> **Do this**: Below are records. Copy every line with "category" in it.

Provided records start

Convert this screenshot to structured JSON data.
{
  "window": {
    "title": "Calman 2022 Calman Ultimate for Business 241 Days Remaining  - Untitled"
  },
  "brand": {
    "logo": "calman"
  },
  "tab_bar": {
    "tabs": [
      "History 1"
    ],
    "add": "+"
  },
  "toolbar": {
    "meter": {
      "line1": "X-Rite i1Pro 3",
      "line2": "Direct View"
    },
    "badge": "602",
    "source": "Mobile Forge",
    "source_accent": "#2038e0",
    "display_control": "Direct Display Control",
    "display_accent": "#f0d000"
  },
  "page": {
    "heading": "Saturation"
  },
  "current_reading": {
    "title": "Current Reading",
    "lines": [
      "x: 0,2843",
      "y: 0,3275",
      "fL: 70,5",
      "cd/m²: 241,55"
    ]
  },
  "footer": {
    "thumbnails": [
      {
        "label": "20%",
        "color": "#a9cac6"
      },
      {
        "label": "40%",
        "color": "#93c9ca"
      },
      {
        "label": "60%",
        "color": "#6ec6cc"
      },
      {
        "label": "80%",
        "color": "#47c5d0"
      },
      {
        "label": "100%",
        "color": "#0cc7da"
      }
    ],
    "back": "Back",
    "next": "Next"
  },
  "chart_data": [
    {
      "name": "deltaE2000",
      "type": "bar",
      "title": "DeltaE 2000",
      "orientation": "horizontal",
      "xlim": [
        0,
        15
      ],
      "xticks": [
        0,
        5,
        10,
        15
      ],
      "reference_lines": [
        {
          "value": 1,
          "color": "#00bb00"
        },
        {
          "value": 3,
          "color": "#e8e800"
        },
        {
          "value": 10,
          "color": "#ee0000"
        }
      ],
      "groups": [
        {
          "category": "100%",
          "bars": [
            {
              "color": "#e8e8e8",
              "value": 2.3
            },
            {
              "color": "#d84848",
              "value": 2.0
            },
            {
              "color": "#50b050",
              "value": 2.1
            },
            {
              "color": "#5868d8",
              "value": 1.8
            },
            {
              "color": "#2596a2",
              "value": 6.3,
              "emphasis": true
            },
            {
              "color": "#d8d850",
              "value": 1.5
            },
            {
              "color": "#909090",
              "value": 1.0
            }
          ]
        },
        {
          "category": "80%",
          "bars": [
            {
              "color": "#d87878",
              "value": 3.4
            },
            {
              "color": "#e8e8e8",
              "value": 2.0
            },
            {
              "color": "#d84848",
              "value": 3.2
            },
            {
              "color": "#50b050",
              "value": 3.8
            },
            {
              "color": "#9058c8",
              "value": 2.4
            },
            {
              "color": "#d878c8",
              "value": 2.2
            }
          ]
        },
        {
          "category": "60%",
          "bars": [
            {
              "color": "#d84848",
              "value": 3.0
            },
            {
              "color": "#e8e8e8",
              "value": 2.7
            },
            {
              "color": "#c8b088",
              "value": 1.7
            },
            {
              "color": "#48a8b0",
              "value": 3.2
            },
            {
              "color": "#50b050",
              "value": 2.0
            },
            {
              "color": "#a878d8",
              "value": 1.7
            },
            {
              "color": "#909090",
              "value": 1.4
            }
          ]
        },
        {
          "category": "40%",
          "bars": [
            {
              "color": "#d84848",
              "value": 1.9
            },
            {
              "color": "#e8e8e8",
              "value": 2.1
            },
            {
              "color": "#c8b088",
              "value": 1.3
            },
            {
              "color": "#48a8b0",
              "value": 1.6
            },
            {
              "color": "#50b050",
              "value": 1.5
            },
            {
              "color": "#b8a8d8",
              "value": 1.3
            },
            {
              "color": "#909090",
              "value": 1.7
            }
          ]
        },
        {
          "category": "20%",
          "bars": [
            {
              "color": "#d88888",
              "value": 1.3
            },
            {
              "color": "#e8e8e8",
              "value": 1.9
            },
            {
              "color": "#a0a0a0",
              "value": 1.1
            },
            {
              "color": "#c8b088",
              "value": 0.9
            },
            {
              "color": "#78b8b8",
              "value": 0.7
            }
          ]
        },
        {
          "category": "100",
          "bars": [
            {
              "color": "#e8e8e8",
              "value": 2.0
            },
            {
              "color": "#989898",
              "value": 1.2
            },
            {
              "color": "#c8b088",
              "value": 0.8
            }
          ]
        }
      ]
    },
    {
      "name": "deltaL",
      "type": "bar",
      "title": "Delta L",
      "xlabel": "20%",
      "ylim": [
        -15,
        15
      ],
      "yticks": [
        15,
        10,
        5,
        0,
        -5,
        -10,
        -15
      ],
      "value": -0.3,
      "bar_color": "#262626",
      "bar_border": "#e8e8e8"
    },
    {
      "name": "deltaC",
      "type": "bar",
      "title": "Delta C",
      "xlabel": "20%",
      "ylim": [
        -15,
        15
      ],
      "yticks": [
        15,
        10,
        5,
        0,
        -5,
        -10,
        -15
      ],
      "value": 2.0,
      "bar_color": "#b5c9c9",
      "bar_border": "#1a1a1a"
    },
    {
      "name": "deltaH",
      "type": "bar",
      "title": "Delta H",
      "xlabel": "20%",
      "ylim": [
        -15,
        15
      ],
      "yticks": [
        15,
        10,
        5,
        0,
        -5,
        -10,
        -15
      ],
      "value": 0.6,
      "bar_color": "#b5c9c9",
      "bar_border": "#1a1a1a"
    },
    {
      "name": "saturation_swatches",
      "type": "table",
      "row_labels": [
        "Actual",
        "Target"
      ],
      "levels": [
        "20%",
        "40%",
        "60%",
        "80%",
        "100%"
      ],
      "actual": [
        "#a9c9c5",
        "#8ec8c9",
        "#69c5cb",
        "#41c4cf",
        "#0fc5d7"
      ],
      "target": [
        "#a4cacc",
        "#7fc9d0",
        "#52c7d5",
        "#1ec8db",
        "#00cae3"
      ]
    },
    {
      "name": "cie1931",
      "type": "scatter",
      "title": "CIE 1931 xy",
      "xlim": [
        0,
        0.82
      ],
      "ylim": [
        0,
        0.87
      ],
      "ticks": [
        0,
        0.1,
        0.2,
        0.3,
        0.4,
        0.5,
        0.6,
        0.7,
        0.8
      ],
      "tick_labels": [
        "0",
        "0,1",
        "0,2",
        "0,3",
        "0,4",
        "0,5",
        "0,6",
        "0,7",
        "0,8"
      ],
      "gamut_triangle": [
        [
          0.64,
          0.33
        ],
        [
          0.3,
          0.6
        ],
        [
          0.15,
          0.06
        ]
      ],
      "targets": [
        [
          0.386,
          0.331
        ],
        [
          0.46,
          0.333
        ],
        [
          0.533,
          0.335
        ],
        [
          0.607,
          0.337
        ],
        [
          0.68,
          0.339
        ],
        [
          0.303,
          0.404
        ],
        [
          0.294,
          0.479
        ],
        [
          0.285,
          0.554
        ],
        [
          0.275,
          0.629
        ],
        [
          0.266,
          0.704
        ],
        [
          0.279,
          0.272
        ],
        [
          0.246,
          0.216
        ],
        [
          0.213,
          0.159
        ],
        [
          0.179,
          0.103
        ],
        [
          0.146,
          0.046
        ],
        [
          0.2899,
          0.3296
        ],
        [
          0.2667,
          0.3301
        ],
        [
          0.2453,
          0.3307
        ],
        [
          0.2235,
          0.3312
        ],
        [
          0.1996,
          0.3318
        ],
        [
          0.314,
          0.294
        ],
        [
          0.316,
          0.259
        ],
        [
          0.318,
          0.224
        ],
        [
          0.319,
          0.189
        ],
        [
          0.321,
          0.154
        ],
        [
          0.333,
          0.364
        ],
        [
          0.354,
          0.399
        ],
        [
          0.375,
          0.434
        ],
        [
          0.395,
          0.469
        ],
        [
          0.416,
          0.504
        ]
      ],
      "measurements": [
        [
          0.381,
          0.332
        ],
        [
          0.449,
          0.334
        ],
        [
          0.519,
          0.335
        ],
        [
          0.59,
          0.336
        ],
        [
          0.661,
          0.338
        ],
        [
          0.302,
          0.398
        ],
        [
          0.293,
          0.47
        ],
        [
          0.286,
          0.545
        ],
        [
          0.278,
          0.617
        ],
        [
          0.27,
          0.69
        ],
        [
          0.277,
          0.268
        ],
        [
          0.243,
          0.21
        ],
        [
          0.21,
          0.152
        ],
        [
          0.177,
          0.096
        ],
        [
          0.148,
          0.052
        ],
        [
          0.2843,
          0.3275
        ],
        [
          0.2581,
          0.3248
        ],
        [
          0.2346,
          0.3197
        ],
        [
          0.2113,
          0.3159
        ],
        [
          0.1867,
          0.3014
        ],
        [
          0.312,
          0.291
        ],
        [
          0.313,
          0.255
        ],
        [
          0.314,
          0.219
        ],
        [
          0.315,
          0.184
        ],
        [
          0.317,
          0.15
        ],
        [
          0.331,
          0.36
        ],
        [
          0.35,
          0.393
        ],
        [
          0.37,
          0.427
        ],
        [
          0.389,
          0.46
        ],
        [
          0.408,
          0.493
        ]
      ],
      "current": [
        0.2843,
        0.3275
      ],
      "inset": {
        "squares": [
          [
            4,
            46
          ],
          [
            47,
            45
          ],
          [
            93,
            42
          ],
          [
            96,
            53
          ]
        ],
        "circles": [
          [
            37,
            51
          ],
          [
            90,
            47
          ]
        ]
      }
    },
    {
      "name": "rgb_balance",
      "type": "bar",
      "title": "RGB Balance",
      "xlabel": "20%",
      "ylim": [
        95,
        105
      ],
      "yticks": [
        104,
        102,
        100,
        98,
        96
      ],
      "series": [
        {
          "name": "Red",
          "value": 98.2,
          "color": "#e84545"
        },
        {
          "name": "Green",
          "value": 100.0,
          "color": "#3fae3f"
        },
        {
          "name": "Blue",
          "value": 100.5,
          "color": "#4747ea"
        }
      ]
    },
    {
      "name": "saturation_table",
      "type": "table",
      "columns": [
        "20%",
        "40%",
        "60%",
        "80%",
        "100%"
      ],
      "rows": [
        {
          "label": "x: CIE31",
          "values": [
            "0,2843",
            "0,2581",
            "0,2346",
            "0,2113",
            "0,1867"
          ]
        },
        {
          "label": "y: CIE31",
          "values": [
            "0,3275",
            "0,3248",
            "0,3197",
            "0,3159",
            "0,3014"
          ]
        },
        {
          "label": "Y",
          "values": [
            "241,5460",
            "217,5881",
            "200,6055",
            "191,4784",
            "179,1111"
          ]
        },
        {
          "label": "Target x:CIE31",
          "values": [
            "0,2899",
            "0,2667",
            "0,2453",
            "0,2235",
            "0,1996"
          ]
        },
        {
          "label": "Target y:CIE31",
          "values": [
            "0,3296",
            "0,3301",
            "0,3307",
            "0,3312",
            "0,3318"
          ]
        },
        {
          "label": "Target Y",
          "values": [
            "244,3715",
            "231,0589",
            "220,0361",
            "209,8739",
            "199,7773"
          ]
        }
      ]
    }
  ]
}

Provided records end

> **Task answer**:
          "category": "100%",
          "category": "80%",
          "category": "60%",
          "category": "40%",
          "category": "20%",
          "category": "100",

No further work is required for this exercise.